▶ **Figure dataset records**
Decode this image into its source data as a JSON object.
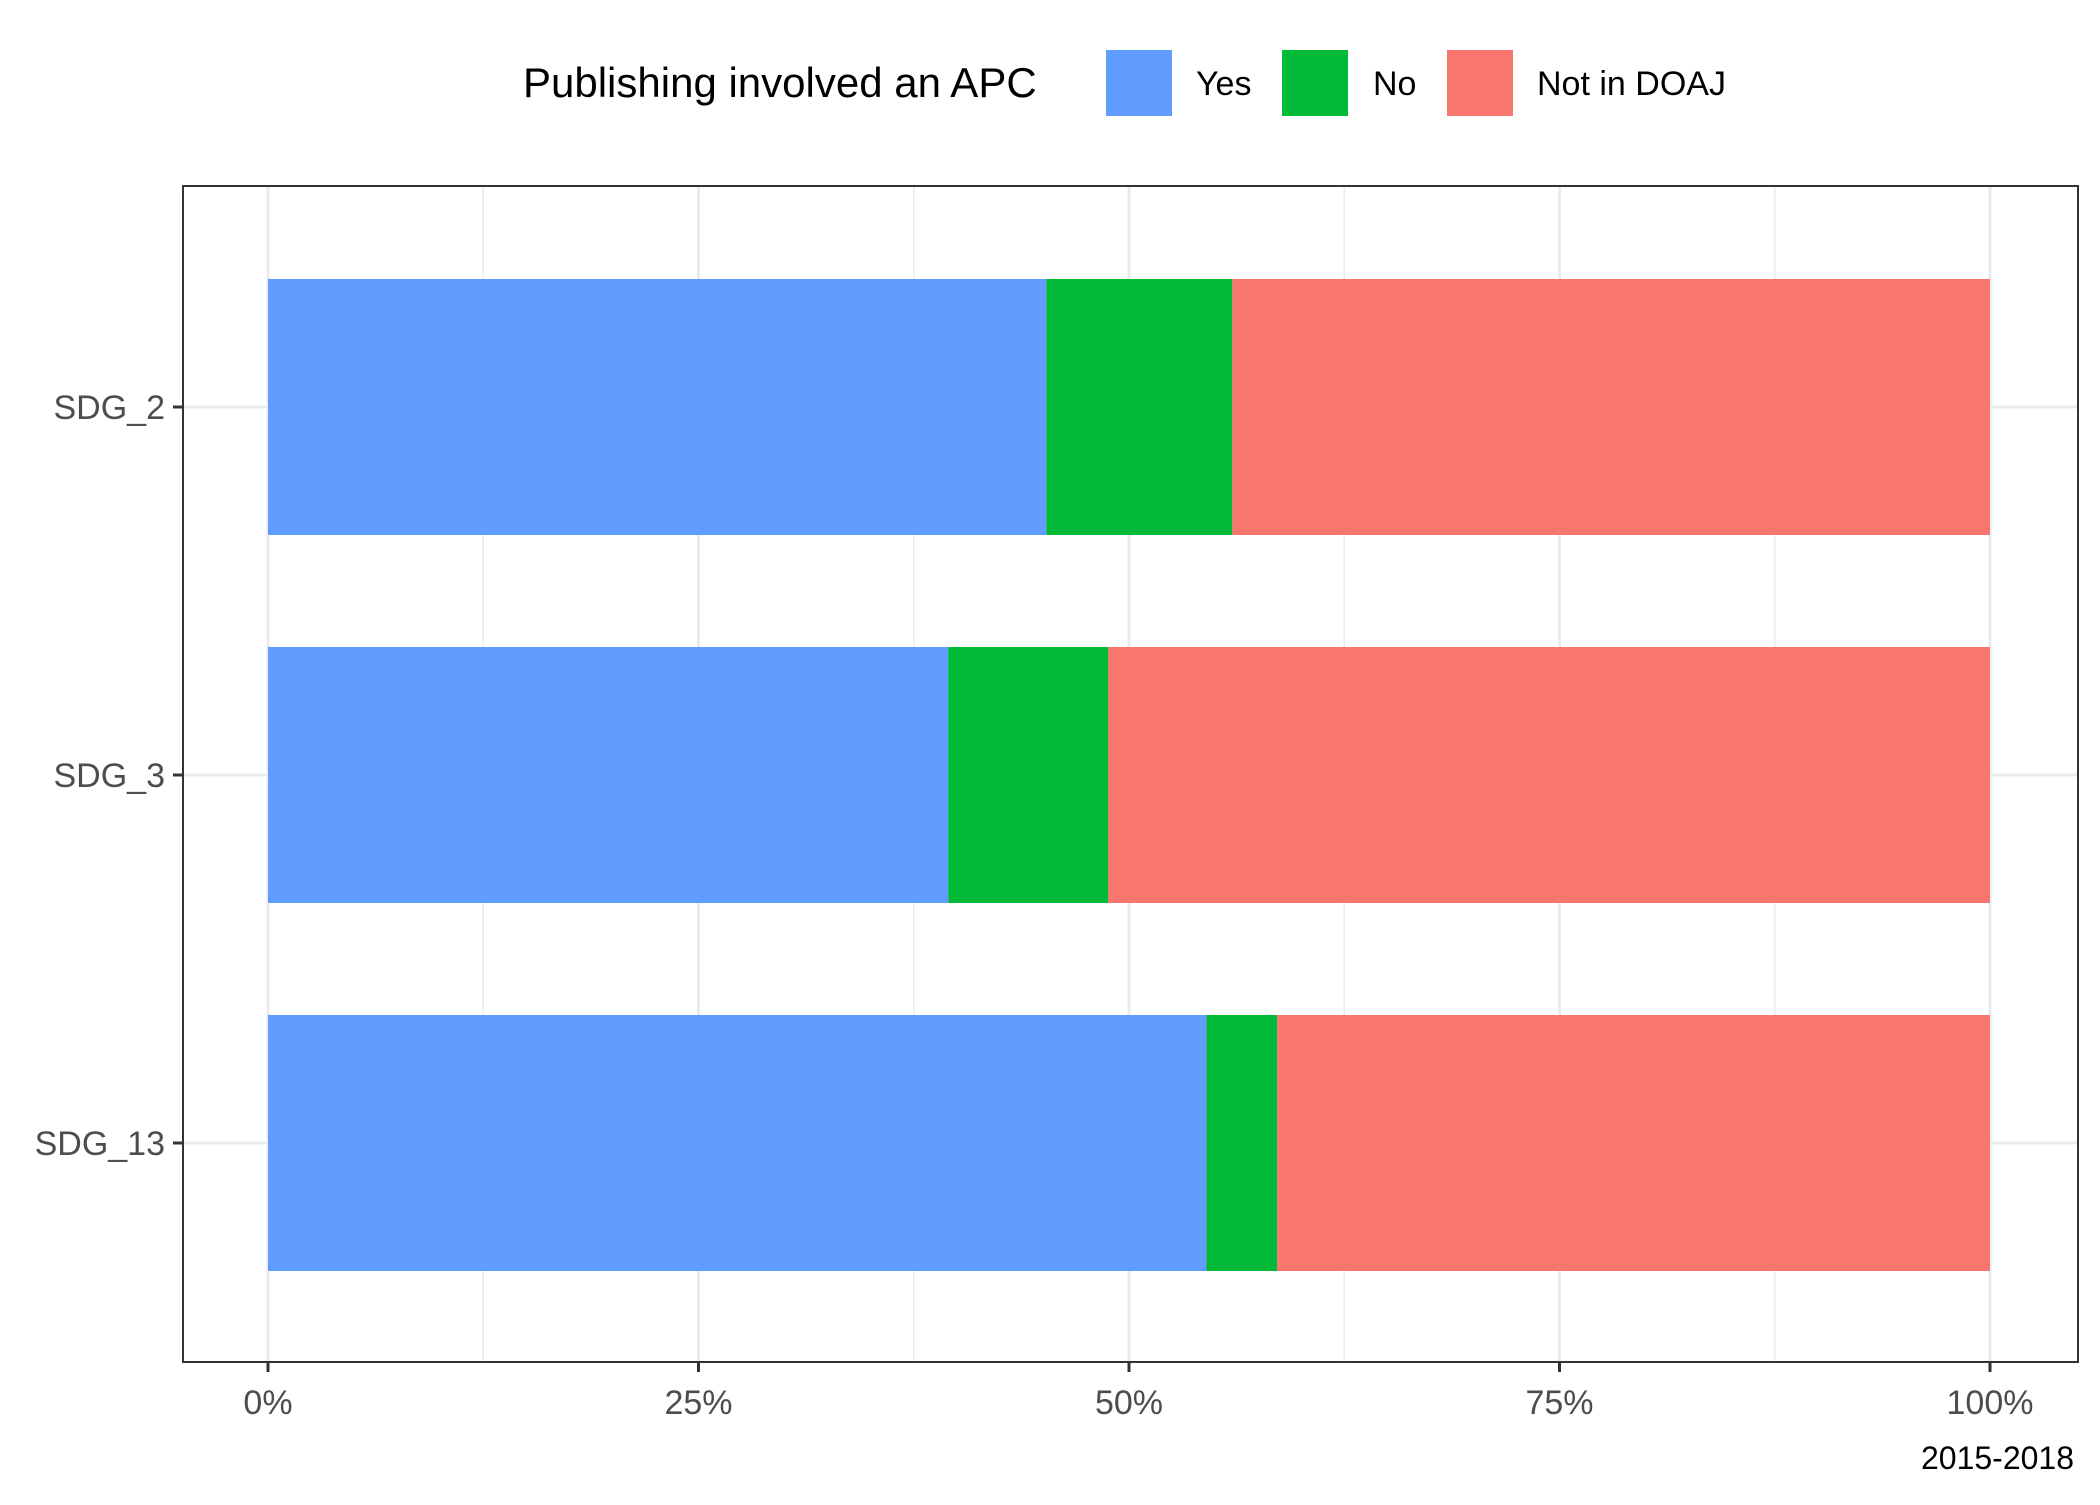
{
  "chart_data": {
    "type": "bar",
    "orientation": "horizontal",
    "stacked": true,
    "categories": [
      "SDG_2",
      "SDG_3",
      "SDG_13"
    ],
    "series": [
      {
        "name": "Yes",
        "color": "#619CFF",
        "values": [
          45.2,
          39.5,
          54.5
        ]
      },
      {
        "name": "No",
        "color": "#00BA38",
        "values": [
          10.8,
          9.3,
          4.1
        ]
      },
      {
        "name": "Not in DOAJ",
        "color": "#F8766D",
        "values": [
          44.0,
          51.2,
          41.4
        ]
      }
    ],
    "legend": {
      "title": "Publishing involved an APC",
      "position": "top"
    },
    "xlim": [
      0,
      100
    ],
    "x_ticks": [
      0,
      25,
      50,
      75,
      100
    ],
    "x_tick_labels": [
      "0%",
      "25%",
      "50%",
      "75%",
      "100%"
    ],
    "grid": true,
    "caption": "2015-2018",
    "title": "",
    "xlabel": "",
    "ylabel": ""
  }
}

▶ **Task to carry out**
Quote the entries above word for word. Leave the images out.

▶ **Solved problem**
Decode this image into its source data as a JSON object.
{
  "chart_data": {
    "type": "bar",
    "orientation": "horizontal",
    "stacked": true,
    "categories": [
      "SDG_2",
      "SDG_3",
      "SDG_13"
    ],
    "series": [
      {
        "name": "Yes",
        "color": "#619CFF",
        "values": [
          45.2,
          39.5,
          54.5
        ]
      },
      {
        "name": "No",
        "color": "#00BA38",
        "values": [
          10.8,
          9.3,
          4.1
        ]
      },
      {
        "name": "Not in DOAJ",
        "color": "#F8766D",
        "values": [
          44.0,
          51.2,
          41.4
        ]
      }
    ],
    "legend": {
      "title": "Publishing involved an APC",
      "position": "top"
    },
    "xlim": [
      0,
      100
    ],
    "x_ticks": [
      0,
      25,
      50,
      75,
      100
    ],
    "x_tick_labels": [
      "0%",
      "25%",
      "50%",
      "75%",
      "100%"
    ],
    "grid": true,
    "caption": "2015-2018",
    "title": "",
    "xlabel": "",
    "ylabel": ""
  }
}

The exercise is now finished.